= PROBLEM STATEMENT =
List every abbreviation in the nitric oxide abstract below, giving its spelled-out form wherever the abstract supplies one.

= SUPPLIED TEXT =
........

The Journal of Neuroscience, August 15, 1999, 19(16):7066-7076
Nitric Oxide in the Retinotectal System: a Signal But Not a
Retrograde Messenger During Map Refinement and Segregation
René C.
Rentería1 and
Martha
Constantine-Paton1, 2
1 Interdepartmental Neuroscience Program and
2 Department of Molecular, Cellular, and Developmental
Biology, Yale University, New Haven, Connecticut, 06520
The role of nitric oxide (NO) as a mediator of synaptic plasticity
is controversial in both the adult and developing brain. NO generation
appears to be necessary for some types of NMDA
receptor-dependent synaptic plasticity during development but not for
others. Our previous work using several NO donors revealed that
Xenopus laevis retinal ganglion cell axons stop growing
in response to NO exposure. We demonstrate here that the same response
occurs in tectal neuron processes bathed in the NO donor
S-nitrosocysteine (SNOC) and in RGC growth cones to which
SNOC is very locally applied. We show that NO synthase (NOS) activity
is present in the Rana pipiens optic tectum throughout
development in a dispersed subpopulation of tectal neurons, although
effects of NO on synaptic function in a Rana pipiens
tectal slice were varied. We chronically inhibited NOS in doubly
innervated Rana tadpole optic tecta using
L-NG-nitroarginine methyl
ester in Elvax. Despite significant NOS inhibition as measured
biochemically, eye-specific stripes remained normally segregated. This
suggests that NOS activity is not downstream of NMDA receptor
activation during retinotectal synaptic competition because NMDA
receptor activation is necessary for segregation of retinal afferents
into ocular dominance stripes in the doubly innervated tadpole optic
tectum. We conclude that NO has some signaling function in the
retinotectal pathway, but this function is not critical to the
mechanism that refines the projection and causes eye-specific stripes.

........

= SOURCE DATA =
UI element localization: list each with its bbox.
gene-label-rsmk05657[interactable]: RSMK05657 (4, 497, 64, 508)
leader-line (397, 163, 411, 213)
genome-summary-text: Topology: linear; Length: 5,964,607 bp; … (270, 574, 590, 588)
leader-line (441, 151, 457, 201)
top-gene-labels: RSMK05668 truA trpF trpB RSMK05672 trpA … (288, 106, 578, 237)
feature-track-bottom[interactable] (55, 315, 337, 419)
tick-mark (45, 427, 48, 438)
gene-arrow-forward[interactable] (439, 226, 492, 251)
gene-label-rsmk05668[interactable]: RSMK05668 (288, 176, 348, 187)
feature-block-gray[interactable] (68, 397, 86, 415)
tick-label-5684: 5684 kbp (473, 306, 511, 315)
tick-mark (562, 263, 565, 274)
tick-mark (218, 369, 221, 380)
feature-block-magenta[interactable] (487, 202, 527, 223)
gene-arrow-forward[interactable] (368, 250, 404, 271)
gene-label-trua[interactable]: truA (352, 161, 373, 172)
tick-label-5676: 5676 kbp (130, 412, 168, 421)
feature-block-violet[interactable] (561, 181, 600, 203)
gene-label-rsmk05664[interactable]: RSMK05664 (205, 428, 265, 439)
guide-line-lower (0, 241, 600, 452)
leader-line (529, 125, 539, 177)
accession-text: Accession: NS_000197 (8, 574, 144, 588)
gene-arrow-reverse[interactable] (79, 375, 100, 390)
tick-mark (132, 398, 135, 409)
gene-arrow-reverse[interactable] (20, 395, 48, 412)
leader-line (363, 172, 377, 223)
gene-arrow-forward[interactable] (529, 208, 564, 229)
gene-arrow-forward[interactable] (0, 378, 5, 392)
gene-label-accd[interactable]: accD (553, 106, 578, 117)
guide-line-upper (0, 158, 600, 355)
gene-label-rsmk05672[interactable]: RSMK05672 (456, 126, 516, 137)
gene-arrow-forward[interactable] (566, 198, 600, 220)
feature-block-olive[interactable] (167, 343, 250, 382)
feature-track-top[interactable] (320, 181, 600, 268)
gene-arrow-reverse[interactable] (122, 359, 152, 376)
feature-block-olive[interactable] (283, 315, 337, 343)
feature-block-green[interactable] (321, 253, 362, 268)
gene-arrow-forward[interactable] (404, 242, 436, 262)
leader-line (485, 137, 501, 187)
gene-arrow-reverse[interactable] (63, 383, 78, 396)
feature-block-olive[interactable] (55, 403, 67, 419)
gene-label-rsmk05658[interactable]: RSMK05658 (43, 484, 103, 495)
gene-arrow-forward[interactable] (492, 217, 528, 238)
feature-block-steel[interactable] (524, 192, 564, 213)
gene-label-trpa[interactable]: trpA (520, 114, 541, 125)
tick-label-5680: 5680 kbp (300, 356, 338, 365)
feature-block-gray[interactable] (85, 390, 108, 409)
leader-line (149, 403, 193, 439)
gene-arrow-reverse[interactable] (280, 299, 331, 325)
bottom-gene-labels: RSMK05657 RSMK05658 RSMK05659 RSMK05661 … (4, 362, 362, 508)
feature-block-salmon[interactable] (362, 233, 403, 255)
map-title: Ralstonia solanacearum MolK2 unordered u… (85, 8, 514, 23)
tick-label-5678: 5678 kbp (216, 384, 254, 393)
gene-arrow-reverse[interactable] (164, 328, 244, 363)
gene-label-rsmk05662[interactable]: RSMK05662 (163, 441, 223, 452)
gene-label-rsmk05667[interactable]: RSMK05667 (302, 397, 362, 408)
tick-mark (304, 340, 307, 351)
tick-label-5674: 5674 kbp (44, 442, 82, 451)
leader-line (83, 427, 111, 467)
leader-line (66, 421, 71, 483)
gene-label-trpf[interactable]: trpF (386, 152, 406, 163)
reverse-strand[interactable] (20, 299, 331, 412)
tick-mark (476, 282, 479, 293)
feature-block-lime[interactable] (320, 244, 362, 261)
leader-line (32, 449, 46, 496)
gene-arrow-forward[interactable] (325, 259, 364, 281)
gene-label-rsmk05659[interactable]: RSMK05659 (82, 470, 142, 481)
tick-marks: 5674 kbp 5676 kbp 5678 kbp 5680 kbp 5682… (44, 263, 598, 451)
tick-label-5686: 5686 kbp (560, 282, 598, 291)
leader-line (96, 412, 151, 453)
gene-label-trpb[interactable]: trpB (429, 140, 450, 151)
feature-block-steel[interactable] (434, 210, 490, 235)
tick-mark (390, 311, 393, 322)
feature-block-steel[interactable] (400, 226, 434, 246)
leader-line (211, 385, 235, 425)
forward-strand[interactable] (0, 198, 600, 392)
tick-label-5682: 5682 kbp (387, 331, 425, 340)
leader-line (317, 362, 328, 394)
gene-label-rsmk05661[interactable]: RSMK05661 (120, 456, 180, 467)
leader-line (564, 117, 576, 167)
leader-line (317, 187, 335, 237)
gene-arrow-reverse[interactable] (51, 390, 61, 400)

........

= RESULT BELOW =
- NO: nitric oxide
- NMDA: no spelled-out form given
- SNOC: S-nitrosocysteine
- RGC: no spelled-out form given
- NOS: NO synthase